• _What you are asked to do_: Tally the lines that contain the string "power" and state that total without comment.

[Data extracted from a collection]
* * * * * * *

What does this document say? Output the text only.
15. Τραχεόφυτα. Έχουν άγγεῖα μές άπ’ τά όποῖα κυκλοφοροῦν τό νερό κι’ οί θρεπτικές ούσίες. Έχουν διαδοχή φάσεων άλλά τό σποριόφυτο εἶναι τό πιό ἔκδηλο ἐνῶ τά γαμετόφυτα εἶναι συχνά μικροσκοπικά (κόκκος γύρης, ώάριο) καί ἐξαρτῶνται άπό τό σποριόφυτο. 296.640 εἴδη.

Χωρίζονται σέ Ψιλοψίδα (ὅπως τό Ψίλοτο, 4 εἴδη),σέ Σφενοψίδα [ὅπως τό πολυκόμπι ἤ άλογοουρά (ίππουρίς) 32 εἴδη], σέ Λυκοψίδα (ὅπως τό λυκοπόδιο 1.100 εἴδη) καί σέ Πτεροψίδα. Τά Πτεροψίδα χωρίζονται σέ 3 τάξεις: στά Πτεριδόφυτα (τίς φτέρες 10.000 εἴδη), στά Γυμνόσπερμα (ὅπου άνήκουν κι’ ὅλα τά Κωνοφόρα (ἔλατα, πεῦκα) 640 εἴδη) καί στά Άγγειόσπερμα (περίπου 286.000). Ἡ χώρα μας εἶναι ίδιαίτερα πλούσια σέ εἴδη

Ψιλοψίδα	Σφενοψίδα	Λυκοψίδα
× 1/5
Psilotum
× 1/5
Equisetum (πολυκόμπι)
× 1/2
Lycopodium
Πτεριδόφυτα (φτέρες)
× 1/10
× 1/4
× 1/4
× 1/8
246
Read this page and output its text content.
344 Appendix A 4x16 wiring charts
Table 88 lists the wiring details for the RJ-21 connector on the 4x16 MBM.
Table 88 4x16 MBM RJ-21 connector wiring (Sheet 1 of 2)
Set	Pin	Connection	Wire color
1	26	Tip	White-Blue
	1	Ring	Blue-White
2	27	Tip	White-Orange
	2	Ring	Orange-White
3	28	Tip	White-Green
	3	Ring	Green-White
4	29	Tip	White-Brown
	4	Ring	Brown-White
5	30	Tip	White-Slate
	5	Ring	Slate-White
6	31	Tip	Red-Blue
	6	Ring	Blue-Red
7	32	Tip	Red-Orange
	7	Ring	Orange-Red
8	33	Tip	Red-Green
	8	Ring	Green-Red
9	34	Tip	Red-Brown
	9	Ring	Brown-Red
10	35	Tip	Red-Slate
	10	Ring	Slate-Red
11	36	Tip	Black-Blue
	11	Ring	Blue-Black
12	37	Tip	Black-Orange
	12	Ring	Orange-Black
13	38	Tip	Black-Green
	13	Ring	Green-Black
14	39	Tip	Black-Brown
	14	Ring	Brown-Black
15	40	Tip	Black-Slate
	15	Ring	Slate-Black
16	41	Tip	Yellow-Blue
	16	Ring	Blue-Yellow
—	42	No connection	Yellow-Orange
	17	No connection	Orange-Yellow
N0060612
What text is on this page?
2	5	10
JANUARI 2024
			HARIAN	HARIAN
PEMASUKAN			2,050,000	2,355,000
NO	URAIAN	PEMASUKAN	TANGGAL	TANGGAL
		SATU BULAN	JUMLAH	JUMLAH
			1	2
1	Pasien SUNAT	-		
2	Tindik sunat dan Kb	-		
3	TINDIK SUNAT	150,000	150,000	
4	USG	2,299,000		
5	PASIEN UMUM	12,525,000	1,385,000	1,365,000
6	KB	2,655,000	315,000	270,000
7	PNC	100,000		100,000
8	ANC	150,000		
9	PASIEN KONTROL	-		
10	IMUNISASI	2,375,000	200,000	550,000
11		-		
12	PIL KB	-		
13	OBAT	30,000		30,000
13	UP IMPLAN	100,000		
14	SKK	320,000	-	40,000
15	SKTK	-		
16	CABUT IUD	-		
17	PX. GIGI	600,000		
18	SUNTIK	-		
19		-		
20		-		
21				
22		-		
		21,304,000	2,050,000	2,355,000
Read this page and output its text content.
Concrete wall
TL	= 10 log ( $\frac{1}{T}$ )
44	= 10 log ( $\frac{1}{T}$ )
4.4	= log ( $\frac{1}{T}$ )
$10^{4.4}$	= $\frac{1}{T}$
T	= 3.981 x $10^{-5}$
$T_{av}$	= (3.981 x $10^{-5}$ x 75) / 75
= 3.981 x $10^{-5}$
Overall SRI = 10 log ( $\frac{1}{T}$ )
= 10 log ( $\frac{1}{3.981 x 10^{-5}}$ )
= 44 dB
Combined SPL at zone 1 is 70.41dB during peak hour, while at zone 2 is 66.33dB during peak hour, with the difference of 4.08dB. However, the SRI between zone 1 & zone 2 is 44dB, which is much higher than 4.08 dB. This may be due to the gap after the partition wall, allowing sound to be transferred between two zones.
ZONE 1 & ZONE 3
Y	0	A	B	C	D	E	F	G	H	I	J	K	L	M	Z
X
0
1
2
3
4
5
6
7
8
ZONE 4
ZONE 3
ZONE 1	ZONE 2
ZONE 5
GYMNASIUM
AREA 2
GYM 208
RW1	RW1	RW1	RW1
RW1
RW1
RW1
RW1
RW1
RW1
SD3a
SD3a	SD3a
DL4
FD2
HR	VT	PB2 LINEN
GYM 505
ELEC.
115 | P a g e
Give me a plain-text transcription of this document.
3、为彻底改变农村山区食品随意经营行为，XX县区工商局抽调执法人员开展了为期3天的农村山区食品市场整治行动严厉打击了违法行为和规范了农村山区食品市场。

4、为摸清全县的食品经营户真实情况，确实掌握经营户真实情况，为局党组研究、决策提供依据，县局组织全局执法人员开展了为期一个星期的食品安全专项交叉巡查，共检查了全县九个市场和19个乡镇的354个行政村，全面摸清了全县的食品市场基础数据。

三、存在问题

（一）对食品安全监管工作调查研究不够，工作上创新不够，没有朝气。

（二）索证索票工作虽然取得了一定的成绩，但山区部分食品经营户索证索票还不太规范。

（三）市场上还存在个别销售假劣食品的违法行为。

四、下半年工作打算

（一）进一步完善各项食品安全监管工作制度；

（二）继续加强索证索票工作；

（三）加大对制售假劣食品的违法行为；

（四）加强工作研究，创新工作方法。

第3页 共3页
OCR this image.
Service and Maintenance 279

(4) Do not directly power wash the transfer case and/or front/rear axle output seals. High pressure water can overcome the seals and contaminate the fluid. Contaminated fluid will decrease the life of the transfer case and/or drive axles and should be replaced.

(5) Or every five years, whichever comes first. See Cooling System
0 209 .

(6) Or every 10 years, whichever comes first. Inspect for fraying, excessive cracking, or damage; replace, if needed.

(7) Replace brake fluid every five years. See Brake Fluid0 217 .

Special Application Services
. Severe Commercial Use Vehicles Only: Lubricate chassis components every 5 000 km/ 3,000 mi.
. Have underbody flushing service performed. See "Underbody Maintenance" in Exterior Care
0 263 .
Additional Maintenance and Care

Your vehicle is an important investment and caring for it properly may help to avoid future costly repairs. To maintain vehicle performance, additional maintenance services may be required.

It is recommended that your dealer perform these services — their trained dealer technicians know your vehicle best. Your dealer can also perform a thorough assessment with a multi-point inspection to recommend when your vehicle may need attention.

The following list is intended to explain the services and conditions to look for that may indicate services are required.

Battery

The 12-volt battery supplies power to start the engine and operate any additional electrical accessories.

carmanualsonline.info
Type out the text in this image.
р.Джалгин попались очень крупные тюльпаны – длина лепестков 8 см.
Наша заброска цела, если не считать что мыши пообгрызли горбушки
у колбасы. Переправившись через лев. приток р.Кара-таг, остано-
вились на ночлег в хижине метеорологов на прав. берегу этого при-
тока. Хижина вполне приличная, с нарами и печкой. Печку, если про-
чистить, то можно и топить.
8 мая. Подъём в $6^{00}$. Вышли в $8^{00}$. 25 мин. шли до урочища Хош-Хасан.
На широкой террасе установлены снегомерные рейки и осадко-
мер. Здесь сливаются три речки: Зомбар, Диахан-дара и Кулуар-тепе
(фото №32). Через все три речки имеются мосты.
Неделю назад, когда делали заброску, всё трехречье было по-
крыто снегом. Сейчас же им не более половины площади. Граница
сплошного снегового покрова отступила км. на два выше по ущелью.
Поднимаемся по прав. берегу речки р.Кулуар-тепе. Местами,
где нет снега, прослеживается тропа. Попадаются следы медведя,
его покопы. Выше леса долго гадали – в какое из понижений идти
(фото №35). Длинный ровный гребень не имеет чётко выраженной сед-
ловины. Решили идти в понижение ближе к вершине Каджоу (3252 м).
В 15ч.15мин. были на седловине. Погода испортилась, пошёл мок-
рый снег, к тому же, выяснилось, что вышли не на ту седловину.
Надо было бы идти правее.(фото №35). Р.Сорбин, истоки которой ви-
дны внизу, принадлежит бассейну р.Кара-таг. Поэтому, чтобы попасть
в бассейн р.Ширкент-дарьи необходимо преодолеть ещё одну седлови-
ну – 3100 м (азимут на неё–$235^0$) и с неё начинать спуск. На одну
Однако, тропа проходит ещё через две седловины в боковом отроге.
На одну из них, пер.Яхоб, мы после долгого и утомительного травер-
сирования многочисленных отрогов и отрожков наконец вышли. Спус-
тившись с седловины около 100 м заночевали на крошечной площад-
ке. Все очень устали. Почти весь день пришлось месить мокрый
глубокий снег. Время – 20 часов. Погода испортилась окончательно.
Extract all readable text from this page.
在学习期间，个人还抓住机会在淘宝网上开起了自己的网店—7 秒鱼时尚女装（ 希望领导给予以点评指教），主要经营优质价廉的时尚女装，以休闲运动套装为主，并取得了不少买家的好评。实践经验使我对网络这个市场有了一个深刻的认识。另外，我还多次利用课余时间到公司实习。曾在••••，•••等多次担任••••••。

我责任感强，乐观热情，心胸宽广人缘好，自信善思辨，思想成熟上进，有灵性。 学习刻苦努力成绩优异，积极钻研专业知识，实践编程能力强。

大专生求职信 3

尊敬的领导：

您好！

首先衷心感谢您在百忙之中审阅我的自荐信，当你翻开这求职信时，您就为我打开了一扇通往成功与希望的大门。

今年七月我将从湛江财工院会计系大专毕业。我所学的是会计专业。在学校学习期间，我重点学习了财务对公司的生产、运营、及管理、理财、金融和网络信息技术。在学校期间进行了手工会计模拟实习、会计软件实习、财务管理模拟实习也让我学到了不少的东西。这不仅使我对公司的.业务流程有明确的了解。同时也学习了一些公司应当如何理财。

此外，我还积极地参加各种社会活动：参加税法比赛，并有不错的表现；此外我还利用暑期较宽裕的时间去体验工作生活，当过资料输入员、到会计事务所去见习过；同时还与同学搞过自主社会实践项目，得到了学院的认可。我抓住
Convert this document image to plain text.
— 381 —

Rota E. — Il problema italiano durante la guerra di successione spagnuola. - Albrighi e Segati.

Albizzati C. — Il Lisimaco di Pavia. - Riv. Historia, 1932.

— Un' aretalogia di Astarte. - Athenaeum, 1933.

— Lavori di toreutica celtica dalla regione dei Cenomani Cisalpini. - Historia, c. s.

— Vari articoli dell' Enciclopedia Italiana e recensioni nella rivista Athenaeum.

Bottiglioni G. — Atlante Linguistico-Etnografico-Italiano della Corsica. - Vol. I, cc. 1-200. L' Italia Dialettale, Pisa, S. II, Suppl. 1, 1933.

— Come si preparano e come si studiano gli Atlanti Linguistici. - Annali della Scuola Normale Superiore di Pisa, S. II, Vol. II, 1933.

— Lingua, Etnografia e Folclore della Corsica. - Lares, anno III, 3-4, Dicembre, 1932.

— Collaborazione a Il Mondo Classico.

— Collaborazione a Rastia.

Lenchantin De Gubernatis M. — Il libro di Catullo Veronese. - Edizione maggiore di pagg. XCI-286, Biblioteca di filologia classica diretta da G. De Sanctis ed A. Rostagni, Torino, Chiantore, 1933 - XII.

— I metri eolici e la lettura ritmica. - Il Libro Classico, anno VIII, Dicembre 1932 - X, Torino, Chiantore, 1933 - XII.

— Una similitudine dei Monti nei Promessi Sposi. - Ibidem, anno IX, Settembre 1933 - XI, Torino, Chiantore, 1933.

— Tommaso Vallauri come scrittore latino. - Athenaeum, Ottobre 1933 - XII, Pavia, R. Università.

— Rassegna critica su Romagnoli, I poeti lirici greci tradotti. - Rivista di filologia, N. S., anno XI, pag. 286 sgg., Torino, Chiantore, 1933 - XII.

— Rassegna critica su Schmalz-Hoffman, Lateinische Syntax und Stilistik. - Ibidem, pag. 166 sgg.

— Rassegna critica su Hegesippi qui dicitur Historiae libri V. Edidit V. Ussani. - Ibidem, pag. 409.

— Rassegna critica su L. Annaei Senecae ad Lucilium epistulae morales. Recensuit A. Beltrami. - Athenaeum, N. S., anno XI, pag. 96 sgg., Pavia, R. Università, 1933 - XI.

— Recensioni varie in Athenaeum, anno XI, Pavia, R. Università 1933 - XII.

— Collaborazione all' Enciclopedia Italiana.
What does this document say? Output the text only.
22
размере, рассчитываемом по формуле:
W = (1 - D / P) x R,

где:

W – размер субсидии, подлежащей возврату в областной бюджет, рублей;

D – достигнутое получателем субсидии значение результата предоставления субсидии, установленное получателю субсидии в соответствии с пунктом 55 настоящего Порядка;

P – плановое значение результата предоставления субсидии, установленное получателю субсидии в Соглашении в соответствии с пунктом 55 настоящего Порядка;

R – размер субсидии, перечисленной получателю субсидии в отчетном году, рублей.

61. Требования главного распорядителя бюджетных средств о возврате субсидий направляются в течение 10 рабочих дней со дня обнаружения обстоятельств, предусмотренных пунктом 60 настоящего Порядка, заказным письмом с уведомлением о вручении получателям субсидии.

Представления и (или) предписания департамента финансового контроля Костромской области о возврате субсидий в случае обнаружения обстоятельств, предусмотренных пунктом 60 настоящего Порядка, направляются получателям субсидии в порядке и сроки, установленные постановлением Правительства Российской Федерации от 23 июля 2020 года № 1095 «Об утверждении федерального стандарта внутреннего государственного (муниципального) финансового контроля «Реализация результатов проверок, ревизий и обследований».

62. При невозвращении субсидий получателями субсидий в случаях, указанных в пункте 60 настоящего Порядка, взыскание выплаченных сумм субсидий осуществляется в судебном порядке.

* * * * * * *

• _Task result_: 2